## Task description:
Copy out each line that mentions the word "Total".

## Data to process:
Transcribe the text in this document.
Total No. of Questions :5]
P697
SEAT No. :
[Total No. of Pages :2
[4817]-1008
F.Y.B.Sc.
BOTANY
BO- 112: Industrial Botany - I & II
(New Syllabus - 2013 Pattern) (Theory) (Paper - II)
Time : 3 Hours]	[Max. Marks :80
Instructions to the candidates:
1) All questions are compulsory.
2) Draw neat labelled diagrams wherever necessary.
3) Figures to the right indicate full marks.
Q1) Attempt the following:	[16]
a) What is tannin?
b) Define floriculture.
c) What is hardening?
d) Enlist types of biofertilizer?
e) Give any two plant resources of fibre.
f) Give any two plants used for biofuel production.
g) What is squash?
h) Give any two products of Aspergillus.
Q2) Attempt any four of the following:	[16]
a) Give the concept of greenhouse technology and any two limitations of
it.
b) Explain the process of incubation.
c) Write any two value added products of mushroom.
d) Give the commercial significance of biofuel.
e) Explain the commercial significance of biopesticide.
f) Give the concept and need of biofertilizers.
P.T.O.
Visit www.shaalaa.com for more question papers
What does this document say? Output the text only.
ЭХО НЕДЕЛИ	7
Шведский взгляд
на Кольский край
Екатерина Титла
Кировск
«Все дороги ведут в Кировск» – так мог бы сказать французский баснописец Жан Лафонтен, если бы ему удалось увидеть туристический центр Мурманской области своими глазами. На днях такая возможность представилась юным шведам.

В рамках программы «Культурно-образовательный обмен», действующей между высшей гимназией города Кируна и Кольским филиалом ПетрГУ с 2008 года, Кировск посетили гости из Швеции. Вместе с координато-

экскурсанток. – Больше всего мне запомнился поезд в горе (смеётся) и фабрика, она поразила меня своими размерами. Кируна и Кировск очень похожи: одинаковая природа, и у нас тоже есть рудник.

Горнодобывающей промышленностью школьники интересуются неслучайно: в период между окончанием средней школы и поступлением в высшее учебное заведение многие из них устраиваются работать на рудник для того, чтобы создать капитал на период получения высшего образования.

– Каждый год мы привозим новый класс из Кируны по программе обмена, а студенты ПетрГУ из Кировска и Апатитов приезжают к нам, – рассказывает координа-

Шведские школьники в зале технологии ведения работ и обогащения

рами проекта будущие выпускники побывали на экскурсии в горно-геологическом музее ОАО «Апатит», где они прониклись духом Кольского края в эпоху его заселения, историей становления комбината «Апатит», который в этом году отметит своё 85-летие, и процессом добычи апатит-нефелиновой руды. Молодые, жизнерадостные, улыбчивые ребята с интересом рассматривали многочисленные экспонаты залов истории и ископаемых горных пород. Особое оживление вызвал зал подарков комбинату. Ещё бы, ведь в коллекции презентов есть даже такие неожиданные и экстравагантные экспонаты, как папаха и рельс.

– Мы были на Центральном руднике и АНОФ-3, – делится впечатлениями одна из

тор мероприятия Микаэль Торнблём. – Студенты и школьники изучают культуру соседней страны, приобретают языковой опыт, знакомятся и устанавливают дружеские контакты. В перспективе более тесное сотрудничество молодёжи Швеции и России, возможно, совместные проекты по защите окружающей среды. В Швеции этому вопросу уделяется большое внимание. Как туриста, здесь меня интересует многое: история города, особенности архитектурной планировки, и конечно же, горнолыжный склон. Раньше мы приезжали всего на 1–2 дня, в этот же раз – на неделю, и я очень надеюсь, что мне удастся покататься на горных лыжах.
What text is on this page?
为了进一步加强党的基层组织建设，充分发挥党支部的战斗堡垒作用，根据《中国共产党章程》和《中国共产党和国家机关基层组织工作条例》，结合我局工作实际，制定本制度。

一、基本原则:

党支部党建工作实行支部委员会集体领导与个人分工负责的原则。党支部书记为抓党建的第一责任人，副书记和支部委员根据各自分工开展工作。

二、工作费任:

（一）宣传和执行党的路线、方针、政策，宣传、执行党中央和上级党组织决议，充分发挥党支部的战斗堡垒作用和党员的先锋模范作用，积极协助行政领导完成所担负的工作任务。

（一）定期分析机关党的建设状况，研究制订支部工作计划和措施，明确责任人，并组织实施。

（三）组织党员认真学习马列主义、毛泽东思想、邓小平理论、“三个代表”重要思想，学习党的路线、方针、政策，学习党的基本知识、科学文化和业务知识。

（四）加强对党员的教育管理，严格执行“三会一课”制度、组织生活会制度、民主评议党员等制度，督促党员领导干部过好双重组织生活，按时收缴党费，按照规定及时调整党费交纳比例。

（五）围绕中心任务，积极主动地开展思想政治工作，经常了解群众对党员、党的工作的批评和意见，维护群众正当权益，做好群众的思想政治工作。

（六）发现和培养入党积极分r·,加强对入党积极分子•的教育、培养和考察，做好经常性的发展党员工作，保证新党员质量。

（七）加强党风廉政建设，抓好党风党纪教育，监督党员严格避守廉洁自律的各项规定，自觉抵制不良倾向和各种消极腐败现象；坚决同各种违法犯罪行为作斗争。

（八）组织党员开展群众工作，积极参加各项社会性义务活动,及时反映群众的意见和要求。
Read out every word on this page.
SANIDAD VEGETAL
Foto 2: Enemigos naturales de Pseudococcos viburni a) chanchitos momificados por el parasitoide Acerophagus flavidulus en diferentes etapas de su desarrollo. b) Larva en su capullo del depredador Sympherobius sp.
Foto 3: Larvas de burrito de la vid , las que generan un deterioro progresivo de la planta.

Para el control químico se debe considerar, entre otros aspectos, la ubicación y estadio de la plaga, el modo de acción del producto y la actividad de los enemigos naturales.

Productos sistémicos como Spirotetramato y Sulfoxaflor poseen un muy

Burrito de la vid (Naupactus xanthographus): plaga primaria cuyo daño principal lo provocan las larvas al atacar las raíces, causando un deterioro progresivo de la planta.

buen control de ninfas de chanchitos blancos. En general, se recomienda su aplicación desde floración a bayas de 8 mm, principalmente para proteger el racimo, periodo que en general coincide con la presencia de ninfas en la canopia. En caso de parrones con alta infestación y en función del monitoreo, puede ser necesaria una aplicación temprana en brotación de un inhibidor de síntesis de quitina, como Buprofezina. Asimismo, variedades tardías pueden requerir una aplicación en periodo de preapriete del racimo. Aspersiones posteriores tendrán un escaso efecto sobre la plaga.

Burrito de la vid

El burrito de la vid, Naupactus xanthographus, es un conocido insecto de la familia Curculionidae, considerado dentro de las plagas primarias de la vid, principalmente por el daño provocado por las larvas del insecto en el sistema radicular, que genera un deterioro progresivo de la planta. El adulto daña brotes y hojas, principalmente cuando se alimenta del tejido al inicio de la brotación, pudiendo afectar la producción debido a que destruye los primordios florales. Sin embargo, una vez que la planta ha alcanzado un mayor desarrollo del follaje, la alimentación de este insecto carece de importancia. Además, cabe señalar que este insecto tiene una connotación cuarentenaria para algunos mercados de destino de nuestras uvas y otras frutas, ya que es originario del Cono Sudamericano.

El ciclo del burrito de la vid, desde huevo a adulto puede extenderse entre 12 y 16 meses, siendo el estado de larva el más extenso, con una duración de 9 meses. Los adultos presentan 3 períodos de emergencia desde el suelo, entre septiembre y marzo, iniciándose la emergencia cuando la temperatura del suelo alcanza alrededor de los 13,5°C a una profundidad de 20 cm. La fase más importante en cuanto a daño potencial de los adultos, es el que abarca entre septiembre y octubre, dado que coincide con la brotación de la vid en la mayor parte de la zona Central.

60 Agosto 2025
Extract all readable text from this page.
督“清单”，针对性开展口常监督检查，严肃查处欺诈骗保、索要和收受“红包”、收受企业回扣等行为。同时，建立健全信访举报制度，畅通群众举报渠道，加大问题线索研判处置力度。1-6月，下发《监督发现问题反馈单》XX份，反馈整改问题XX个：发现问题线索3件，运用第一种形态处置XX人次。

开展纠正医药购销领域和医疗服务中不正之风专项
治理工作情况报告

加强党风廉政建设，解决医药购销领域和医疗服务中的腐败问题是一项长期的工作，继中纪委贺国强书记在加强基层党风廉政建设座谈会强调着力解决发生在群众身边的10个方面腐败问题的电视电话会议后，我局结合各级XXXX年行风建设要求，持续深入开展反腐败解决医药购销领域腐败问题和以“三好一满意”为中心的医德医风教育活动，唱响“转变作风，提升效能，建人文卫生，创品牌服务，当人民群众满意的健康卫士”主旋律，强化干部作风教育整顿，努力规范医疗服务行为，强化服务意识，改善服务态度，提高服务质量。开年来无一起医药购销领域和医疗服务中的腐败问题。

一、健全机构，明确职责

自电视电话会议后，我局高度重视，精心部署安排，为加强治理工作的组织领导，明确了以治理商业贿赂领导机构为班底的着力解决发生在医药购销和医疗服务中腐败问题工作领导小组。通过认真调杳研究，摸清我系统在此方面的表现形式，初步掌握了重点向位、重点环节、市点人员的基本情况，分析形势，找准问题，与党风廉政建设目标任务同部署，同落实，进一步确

## Written solution:
Total No. of Questions :5]
[Total No. of Pages :2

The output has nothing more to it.